◆ GOAL ◆
Copy the records below exactly, leaving out any pictures.

◆ Data entries ◆
****

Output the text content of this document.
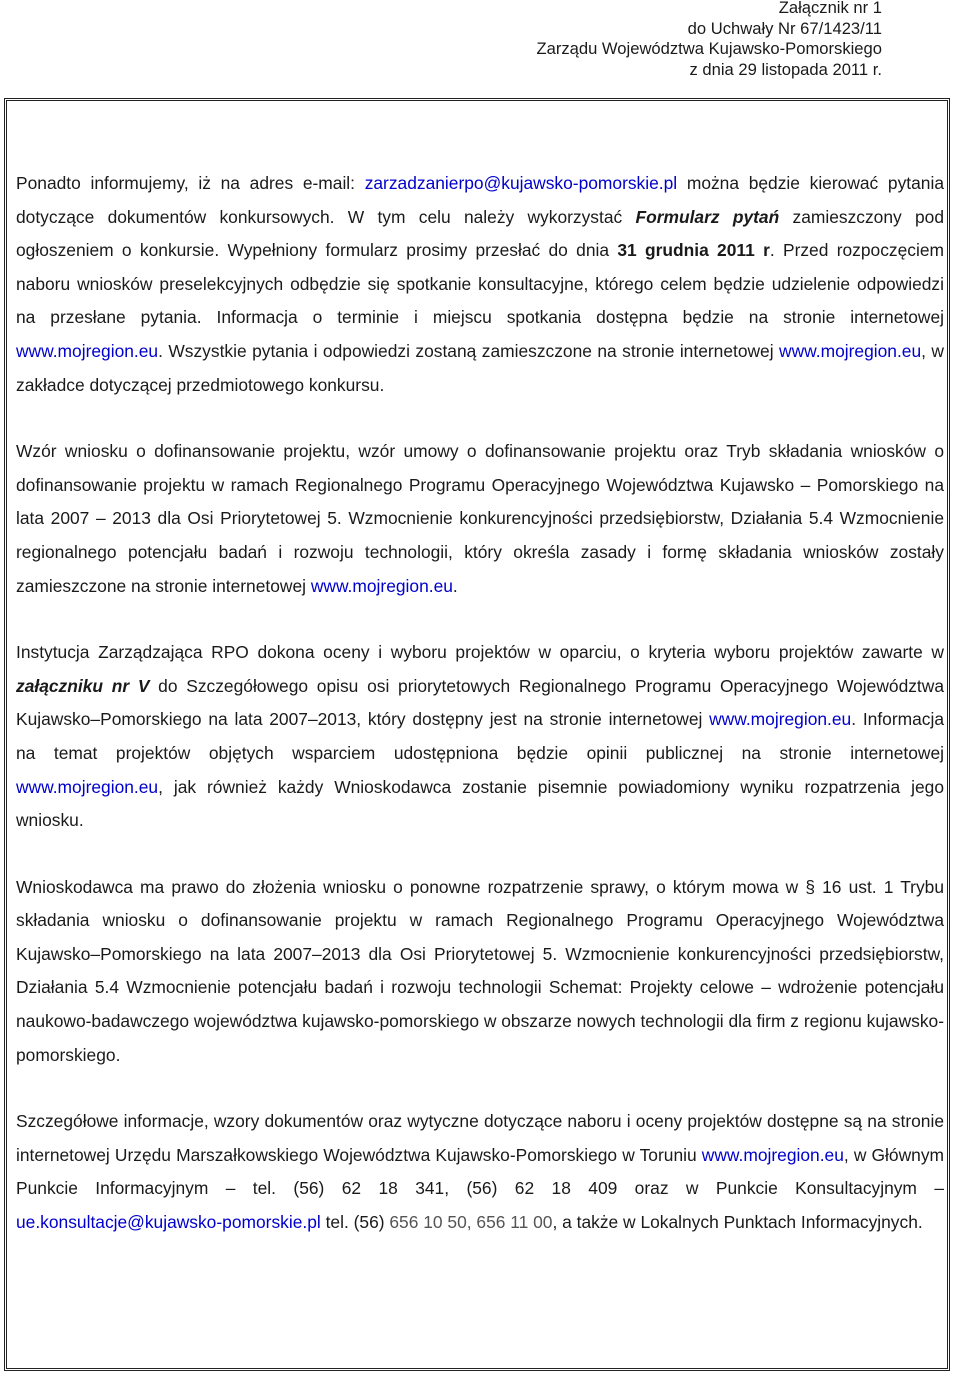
Załącznik nr 1
do Uchwały Nr 67/1423/11
Zarządu Województwa Kujawsko-Pomorskiego
z dnia 29 listopada 2011 r.

Ponadto informujemy, iż na adres e-mail: zarzadzanierpo@kujawsko-pomorskie.pl można będzie kierować pytania dotyczące dokumentów konkursowych. W tym celu należy wykorzystać Formularz pytań zamieszczony pod ogłoszeniem o konkursie. Wypełniony formularz prosimy przesłać do dnia 31 grudnia 2011 r. Przed rozpoczęciem naboru wniosków preselekcyjnych odbędzie się spotkanie konsultacyjne, którego celem będzie udzielenie odpowiedzi na przesłane pytania. Informacja o terminie i miejscu spotkania dostępna będzie na stronie internetowej www.mojregion.eu. Wszystkie pytania i odpowiedzi zostaną zamieszczone na stronie internetowej www.mojregion.eu, w zakładce dotyczącej przedmiotowego konkursu.

Wzór wniosku o dofinansowanie projektu, wzór umowy o dofinansowanie projektu oraz Tryb składania wniosków o dofinansowanie projektu w ramach Regionalnego Programu Operacyjnego Województwa Kujawsko – Pomorskiego na lata 2007 – 2013 dla Osi Priorytetowej 5. Wzmocnienie konkurencyjności przedsiębiorstw, Działania 5.4 Wzmocnienie regionalnego potencjału badań i rozwoju technologii, który określa zasady i formę składania wniosków zostały zamieszczone na stronie internetowej www.mojregion.eu.

Instytucja Zarządzająca RPO dokona oceny i wyboru projektów w oparciu, o kryteria wyboru projektów zawarte w załączniku nr V do Szczegółowego opisu osi priorytetowych Regionalnego Programu Operacyjnego Województwa Kujawsko–Pomorskiego na lata 2007–2013, który dostępny jest na stronie internetowej www.mojregion.eu. Informacja na temat projektów objętych wsparciem udostępniona będzie opinii publicznej na stronie internetowej www.mojregion.eu, jak również każdy Wnioskodawca zostanie pisemnie powiadomiony wyniku rozpatrzenia jego wniosku.

Wnioskodawca ma prawo do złożenia wniosku o ponowne rozpatrzenie sprawy, o którym mowa w § 16 ust. 1 Trybu składania wniosku o dofinansowanie projektu w ramach Regionalnego Programu Operacyjnego Województwa Kujawsko–Pomorskiego na lata 2007–2013 dla Osi Priorytetowej 5. Wzmocnienie konkurencyjności przedsiębiorstw, Działania 5.4 Wzmocnienie potencjału badań i rozwoju technologii Schemat: Projekty celowe – wdrożenie potencjału naukowo-badawczego województwa kujawsko-pomorskiego w obszarze nowych technologii dla firm z regionu kujawsko-pomorskiego.

Szczegółowe informacje, wzory dokumentów oraz wytyczne dotyczące naboru i oceny projektów dostępne są na stronie internetowej Urzędu Marszałkowskiego Województwa Kujawsko-Pomorskiego w Toruniu www.mojregion.eu, w Głównym Punkcie Informacyjnym – tel. (56) 62 18 341, (56) 62 18 409 oraz w Punkcie Konsultacyjnym – ue.konsultacje@kujawsko-pomorskie.pl tel. (56) 656 10 50, 656 11 00, a także w Lokalnych Punktach Informacyjnych.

****

◆ ANSWER TO THIS PROBLEM ◆
Output the text content of this document.
Załącznik nr 1
do Uchwały Nr 67/1423/11
Zarządu Województwa Kujawsko-Pomorskiego
z dnia 29 listopada 2011 r.

Ponadto informujemy, iż na adres e-mail: zarzadzanierpo@kujawsko-pomorskie.pl można będzie kierować pytania dotyczące dokumentów konkursowych. W tym celu należy wykorzystać Formularz pytań zamieszczony pod ogłoszeniem o konkursie. Wypełniony formularz prosimy przesłać do dnia 31 grudnia 2011 r. Przed rozpoczęciem naboru wniosków preselekcyjnych odbędzie się spotkanie konsultacyjne, którego celem będzie udzielenie odpowiedzi na przesłane pytania. Informacja o terminie i miejscu spotkania dostępna będzie na stronie internetowej www.mojregion.eu. Wszystkie pytania i odpowiedzi zostaną zamieszczone na stronie internetowej www.mojregion.eu, w zakładce dotyczącej przedmiotowego konkursu.

Wzór wniosku o dofinansowanie projektu, wzór umowy o dofinansowanie projektu oraz Tryb składania wniosków o dofinansowanie projektu w ramach Regionalnego Programu Operacyjnego Województwa Kujawsko – Pomorskiego na lata 2007 – 2013 dla Osi Priorytetowej 5. Wzmocnienie konkurencyjności przedsiębiorstw, Działania 5.4 Wzmocnienie regionalnego potencjału badań i rozwoju technologii, który określa zasady i formę składania wniosków zostały zamieszczone na stronie internetowej www.mojregion.eu.

Instytucja Zarządzająca RPO dokona oceny i wyboru projektów w oparciu, o kryteria wyboru projektów zawarte w załączniku nr V do Szczegółowego opisu osi priorytetowych Regionalnego Programu Operacyjnego Województwa Kujawsko–Pomorskiego na lata 2007–2013, który dostępny jest na stronie internetowej www.mojregion.eu. Informacja na temat projektów objętych wsparciem udostępniona będzie opinii publicznej na stronie internetowej www.mojregion.eu, jak również każdy Wnioskodawca zostanie pisemnie powiadomiony wyniku rozpatrzenia jego wniosku.

Wnioskodawca ma prawo do złożenia wniosku o ponowne rozpatrzenie sprawy, o którym mowa w § 16 ust. 1 Trybu składania wniosku o dofinansowanie projektu w ramach Regionalnego Programu Operacyjnego Województwa Kujawsko–Pomorskiego na lata 2007–2013 dla Osi Priorytetowej 5. Wzmocnienie konkurencyjności przedsiębiorstw, Działania 5.4 Wzmocnienie potencjału badań i rozwoju technologii Schemat: Projekty celowe – wdrożenie potencjału naukowo-badawczego województwa kujawsko-pomorskiego w obszarze nowych technologii dla firm z regionu kujawsko-pomorskiego.

Szczegółowe informacje, wzory dokumentów oraz wytyczne dotyczące naboru i oceny projektów dostępne są na stronie internetowej Urzędu Marszałkowskiego Województwa Kujawsko-Pomorskiego w Toruniu www.mojregion.eu, w Głównym Punkcie Informacyjnym – tel. (56) 62 18 341, (56) 62 18 409 oraz w Punkcie Konsultacyjnym – ue.konsultacje@kujawsko-pomorskie.pl tel. (56) 656 10 50, 656 11 00, a także w Lokalnych Punktach Informacyjnych.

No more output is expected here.